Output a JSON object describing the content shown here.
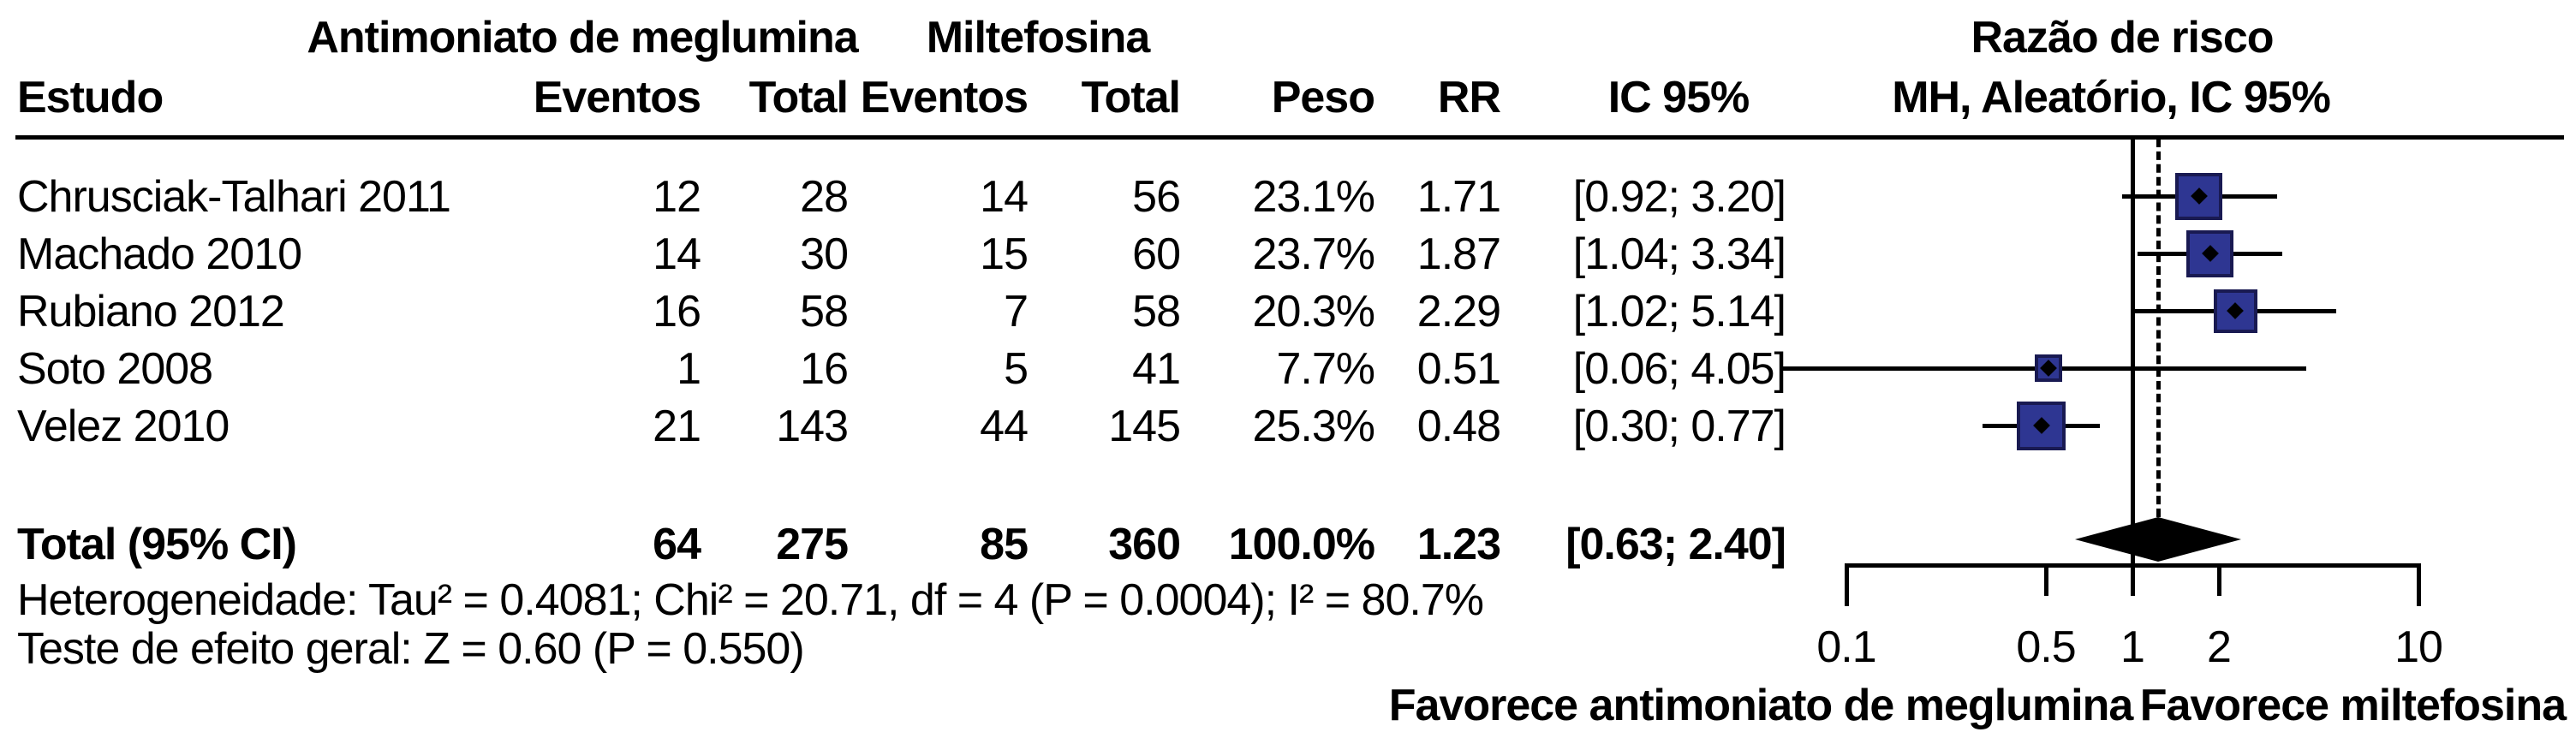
{
  "table": {
    "group_headers": {
      "treatment": "Antimoniato de meglumina",
      "control": "Miltefosina"
    },
    "col_headers": {
      "study": "Estudo",
      "events_t": "Eventos",
      "total_t": "Total",
      "events_c": "Eventos",
      "total_c": "Total",
      "weight": "Peso",
      "rr": "RR",
      "ci": "IC 95%"
    },
    "plot_header_line1": "Razão de risco",
    "plot_header_line2": "MH, Aleatório, IC 95%",
    "studies": [
      {
        "name": "Chrusciak-Talhari 2011",
        "events_t": "12",
        "total_t": "28",
        "events_c": "14",
        "total_c": "56",
        "weight": "23.1%",
        "rr": "1.71",
        "ci": "[0.92; 3.20]"
      },
      {
        "name": "Machado 2010",
        "events_t": "14",
        "total_t": "30",
        "events_c": "15",
        "total_c": "60",
        "weight": "23.7%",
        "rr": "1.87",
        "ci": "[1.04; 3.34]"
      },
      {
        "name": "Rubiano 2012",
        "events_t": "16",
        "total_t": "58",
        "events_c": "7",
        "total_c": "58",
        "weight": "20.3%",
        "rr": "2.29",
        "ci": "[1.02; 5.14]"
      },
      {
        "name": "Soto 2008",
        "events_t": "1",
        "total_t": "16",
        "events_c": "5",
        "total_c": "41",
        "weight": "7.7%",
        "rr": "0.51",
        "ci": "[0.06; 4.05]"
      },
      {
        "name": "Velez 2010",
        "events_t": "21",
        "total_t": "143",
        "events_c": "44",
        "total_c": "145",
        "weight": "25.3%",
        "rr": "0.48",
        "ci": "[0.30; 0.77]"
      }
    ],
    "total": {
      "label": "Total (95% CI)",
      "events_t": "64",
      "total_t": "275",
      "events_c": "85",
      "total_c": "360",
      "weight": "100.0%",
      "rr": "1.23",
      "ci": "[0.63; 2.40]"
    }
  },
  "stats": {
    "heterogeneity": "Heterogeneidade: Tau² = 0.4081; Chi² = 20.71, df = 4 (P = 0.0004); I² = 80.7%",
    "overall_test": "Teste de efeito geral: Z = 0.60 (P = 0.550)"
  },
  "axis": {
    "ticks": [
      "0.1",
      "0.5",
      "1",
      "2",
      "10"
    ],
    "favor_left": "Favorece antimoniato de meglumina",
    "favor_right": "Favorece miltefosina"
  },
  "colors": {
    "square_fill": "#2E3692",
    "square_border": "#191A52",
    "line": "#000000",
    "diamond": "#000000"
  },
  "chart_data": {
    "type": "forest",
    "effect_measure": "Razão de risco (RR)",
    "model": "MH, Aleatório, IC 95%",
    "x_scale": "log10",
    "x_ticks": [
      0.1,
      0.5,
      1,
      2,
      10
    ],
    "null_value": 1,
    "studies": [
      {
        "name": "Chrusciak-Talhari 2011",
        "events_treatment": 12,
        "total_treatment": 28,
        "events_control": 14,
        "total_control": 56,
        "weight_pct": 23.1,
        "rr": 1.71,
        "ci_low": 0.92,
        "ci_high": 3.2
      },
      {
        "name": "Machado 2010",
        "events_treatment": 14,
        "total_treatment": 30,
        "events_control": 15,
        "total_control": 60,
        "weight_pct": 23.7,
        "rr": 1.87,
        "ci_low": 1.04,
        "ci_high": 3.34
      },
      {
        "name": "Rubiano 2012",
        "events_treatment": 16,
        "total_treatment": 58,
        "events_control": 7,
        "total_control": 58,
        "weight_pct": 20.3,
        "rr": 2.29,
        "ci_low": 1.02,
        "ci_high": 5.14
      },
      {
        "name": "Soto 2008",
        "events_treatment": 1,
        "total_treatment": 16,
        "events_control": 5,
        "total_control": 41,
        "weight_pct": 7.7,
        "rr": 0.51,
        "ci_low": 0.06,
        "ci_high": 4.05
      },
      {
        "name": "Velez 2010",
        "events_treatment": 21,
        "total_treatment": 143,
        "events_control": 44,
        "total_control": 145,
        "weight_pct": 25.3,
        "rr": 0.48,
        "ci_low": 0.3,
        "ci_high": 0.77
      }
    ],
    "pooled": {
      "label": "Total (95% CI)",
      "events_treatment": 64,
      "total_treatment": 275,
      "events_control": 85,
      "total_control": 360,
      "weight_pct": 100.0,
      "rr": 1.23,
      "ci_low": 0.63,
      "ci_high": 2.4
    },
    "heterogeneity": {
      "tau2": 0.4081,
      "chi2": 20.71,
      "df": 4,
      "p": 0.0004,
      "i2_pct": 80.7
    },
    "overall_effect": {
      "z": 0.6,
      "p": 0.55
    },
    "favor_left_label": "Favorece antimoniato de meglumina",
    "favor_right_label": "Favorece miltefosina"
  }
}
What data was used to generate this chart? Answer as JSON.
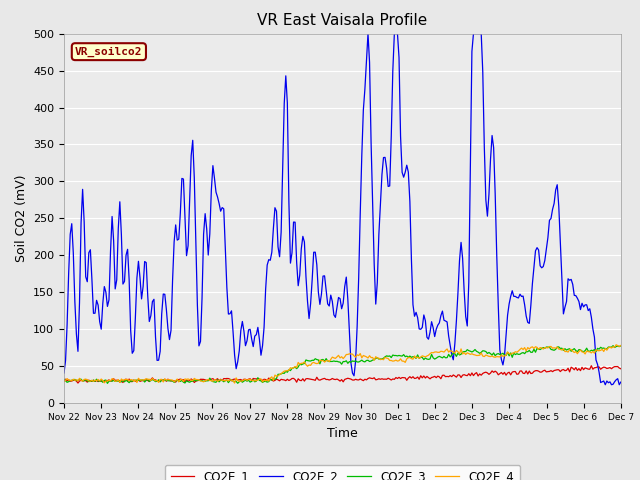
{
  "title": "VR East Vaisala Profile",
  "ylabel": "Soil CO2 (mV)",
  "xlabel": "Time",
  "ylim": [
    0,
    500
  ],
  "yticks": [
    0,
    50,
    100,
    150,
    200,
    250,
    300,
    350,
    400,
    450,
    500
  ],
  "watermark": "VR_soilco2",
  "watermark_color": "#8B0000",
  "watermark_bg": "#FFFFCC",
  "legend_labels": [
    "CO2E_1",
    "CO2E_2",
    "CO2E_3",
    "CO2E_4"
  ],
  "line_colors": [
    "#DD0000",
    "#0000EE",
    "#00BB00",
    "#FFA500"
  ],
  "bg_color": "#E8E8E8",
  "plot_bg_color": "#EBEBEB",
  "grid_color": "#FFFFFF",
  "start_day": 0,
  "end_day": 15,
  "tick_dates": [
    "Nov 22",
    "Nov 23",
    "Nov 24",
    "Nov 25",
    "Nov 26",
    "Nov 27",
    "Nov 28",
    "Nov 29",
    "Nov 30",
    "Dec 1",
    "Dec 2",
    "Dec 3",
    "Dec 4",
    "Dec 5",
    "Dec 6",
    "Dec 7"
  ]
}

■ STATED GOAL: Extract all lines from the material above that include the word "Aleatório".

■ EXPECTED OUTPUT:
    "plot_header_line2": "MH, Aleatório, IC 95%",
    "model": "MH, Aleatório, IC 95%",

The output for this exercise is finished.